[Exercise brief]
Will you give every entry again exactly as it stands?
## Begin Data for processing
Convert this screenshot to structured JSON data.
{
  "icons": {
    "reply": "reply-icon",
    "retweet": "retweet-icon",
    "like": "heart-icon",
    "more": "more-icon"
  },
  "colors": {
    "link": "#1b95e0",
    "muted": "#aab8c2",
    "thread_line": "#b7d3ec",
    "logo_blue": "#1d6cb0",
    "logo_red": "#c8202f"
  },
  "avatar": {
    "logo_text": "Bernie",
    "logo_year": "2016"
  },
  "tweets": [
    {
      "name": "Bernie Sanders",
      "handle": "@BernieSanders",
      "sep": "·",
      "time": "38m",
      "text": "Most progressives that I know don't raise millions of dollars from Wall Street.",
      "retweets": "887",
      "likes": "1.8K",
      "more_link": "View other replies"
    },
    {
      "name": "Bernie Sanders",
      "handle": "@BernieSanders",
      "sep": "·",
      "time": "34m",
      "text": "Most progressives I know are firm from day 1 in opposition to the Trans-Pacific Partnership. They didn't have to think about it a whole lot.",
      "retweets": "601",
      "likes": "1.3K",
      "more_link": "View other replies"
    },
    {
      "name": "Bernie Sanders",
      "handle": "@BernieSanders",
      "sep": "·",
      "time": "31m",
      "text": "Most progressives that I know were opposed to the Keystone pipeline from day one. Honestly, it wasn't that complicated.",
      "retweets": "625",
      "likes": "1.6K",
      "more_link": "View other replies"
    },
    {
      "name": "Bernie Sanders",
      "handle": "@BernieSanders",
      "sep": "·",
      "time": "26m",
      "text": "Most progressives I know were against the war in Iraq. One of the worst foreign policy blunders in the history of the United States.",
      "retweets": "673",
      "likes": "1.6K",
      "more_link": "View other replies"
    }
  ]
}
## End Data for processing
[Output below]
Convert this screenshot to structured JSON data.
{
  "icons": {
    "reply": "reply-icon",
    "retweet": "retweet-icon",
    "like": "heart-icon",
    "more": "more-icon"
  },
  "colors": {
    "link": "#1b95e0",
    "muted": "#aab8c2",
    "thread_line": "#b7d3ec",
    "logo_blue": "#1d6cb0",
    "logo_red": "#c8202f"
  },
  "avatar": {
    "logo_text": "Bernie",
    "logo_year": "2016"
  },
  "tweets": [
    {
      "name": "Bernie Sanders",
      "handle": "@BernieSanders",
      "sep": "·",
      "time": "38m",
      "text": "Most progressives that I know don't raise millions of dollars from Wall Street.",
      "retweets": "887",
      "likes": "1.8K",
      "more_link": "View other replies"
    },
    {
      "name": "Bernie Sanders",
      "handle": "@BernieSanders",
      "sep": "·",
      "time": "34m",
      "text": "Most progressives I know are firm from day 1 in opposition to the Trans-Pacific Partnership. They didn't have to think about it a whole lot.",
      "retweets": "601",
      "likes": "1.3K",
      "more_link": "View other replies"
    },
    {
      "name": "Bernie Sanders",
      "handle": "@BernieSanders",
      "sep": "·",
      "time": "31m",
      "text": "Most progressives that I know were opposed to the Keystone pipeline from day one. Honestly, it wasn't that complicated.",
      "retweets": "625",
      "likes": "1.6K",
      "more_link": "View other replies"
    },
    {
      "name": "Bernie Sanders",
      "handle": "@BernieSanders",
      "sep": "·",
      "time": "26m",
      "text": "Most progressives I know were against the war in Iraq. One of the worst foreign policy blunders in the history of the United States.",
      "retweets": "673",
      "likes": "1.6K",
      "more_link": "View other replies"
    }
  ]
}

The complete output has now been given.